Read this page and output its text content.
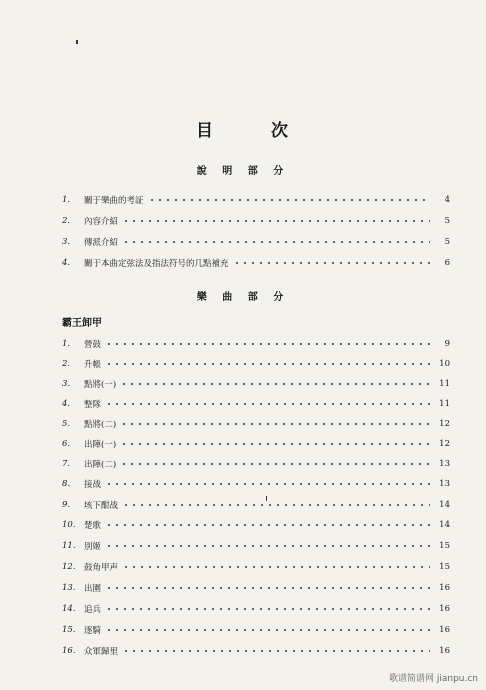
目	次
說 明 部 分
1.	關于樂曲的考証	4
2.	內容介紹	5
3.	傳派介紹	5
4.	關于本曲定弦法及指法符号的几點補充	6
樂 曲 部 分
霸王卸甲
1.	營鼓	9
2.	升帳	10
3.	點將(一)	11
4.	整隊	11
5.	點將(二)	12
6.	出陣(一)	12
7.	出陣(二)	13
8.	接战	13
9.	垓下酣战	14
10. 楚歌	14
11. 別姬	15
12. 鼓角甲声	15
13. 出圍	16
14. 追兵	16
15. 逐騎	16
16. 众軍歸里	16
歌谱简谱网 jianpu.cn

Given problem: Write the full listing out again with every line unchanged, but include no pictures.

Finished task:
Read this page and output its text content.
目	次
說 明 部 分
1.	關于樂曲的考証	4
2.	內容介紹	5
3.	傳派介紹	5
4.	關于本曲定弦法及指法符号的几點補充	6
樂 曲 部 分
霸王卸甲
1.	營鼓	9
2.	升帳	10
3.	點將(一)	11
4.	整隊	11
5.	點將(二)	12
6.	出陣(一)	12
7.	出陣(二)	13
8.	接战	13
9.	垓下酣战	14
10. 楚歌	14
11. 別姬	15
12. 鼓角甲声	15
13. 出圍	16
14. 追兵	16
15. 逐騎	16
16. 众軍歸里	16
歌谱简谱网 jianpu.cn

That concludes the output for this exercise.